**Short task**
Output each entry verbatim and exclude every picture from it.

(Source records)
- - - - - - -
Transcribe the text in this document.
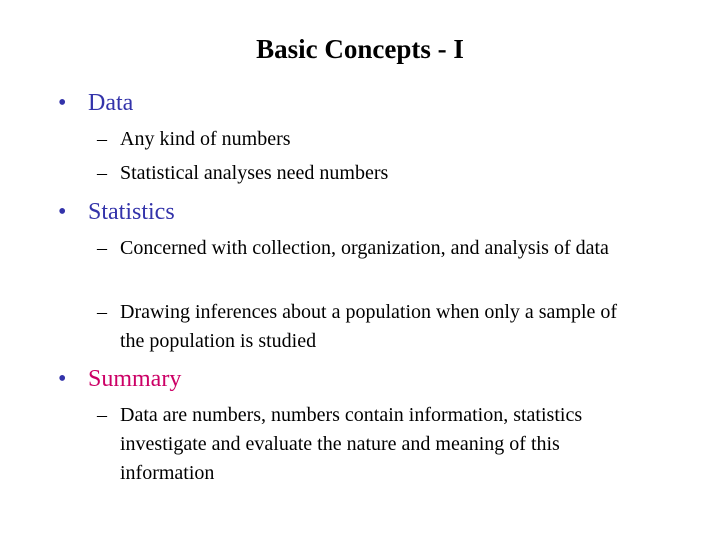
Basic Concepts - I
• Data
– Any kind of numbers
– Statistical analyses need numbers
• Statistics
– Concerned with collection, organization, and analysis of data
– Drawing inferences about a population when only a sample of the population is studied
• Summary
– Data are numbers, numbers contain information, statistics investigate and evaluate the nature and meaning of this information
- - - - - - -
**Result of the task**
Transcribe the text in this document.
Basic Concepts - I
• Data
– Any kind of numbers
– Statistical analyses need numbers
• Statistics
– Concerned with collection, organization, and analysis of data
– Drawing inferences about a population when only a sample of the population is studied
• Summary
– Data are numbers, numbers contain information, statistics investigate and evaluate the nature and meaning of this information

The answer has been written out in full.